[TASK REQUIREMENTS]
Set down every record once more, exactly as given.

━━━━━━━━

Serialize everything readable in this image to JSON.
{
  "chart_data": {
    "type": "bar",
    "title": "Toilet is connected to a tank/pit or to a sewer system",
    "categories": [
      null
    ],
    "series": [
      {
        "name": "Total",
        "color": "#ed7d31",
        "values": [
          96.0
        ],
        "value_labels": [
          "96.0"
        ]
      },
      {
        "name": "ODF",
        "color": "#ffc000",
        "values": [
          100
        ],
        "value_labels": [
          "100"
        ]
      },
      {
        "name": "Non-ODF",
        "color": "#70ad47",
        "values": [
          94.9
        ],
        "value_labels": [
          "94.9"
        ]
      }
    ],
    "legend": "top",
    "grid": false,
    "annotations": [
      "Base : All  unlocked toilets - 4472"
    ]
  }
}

━━━━━━━━

[FINAL ANSWER]
Serialize everything readable in this image to JSON.
{
  "chart_data": {
    "type": "bar",
    "title": "Toilet is connected to a tank/pit or to a sewer system",
    "categories": [
      null
    ],
    "series": [
      {
        "name": "Total",
        "color": "#ed7d31",
        "values": [
          96.0
        ],
        "value_labels": [
          "96.0"
        ]
      },
      {
        "name": "ODF",
        "color": "#ffc000",
        "values": [
          100
        ],
        "value_labels": [
          "100"
        ]
      },
      {
        "name": "Non-ODF",
        "color": "#70ad47",
        "values": [
          94.9
        ],
        "value_labels": [
          "94.9"
        ]
      }
    ],
    "legend": "top",
    "grid": false,
    "annotations": [
      "Base : All  unlocked toilets - 4472"
    ]
  }
}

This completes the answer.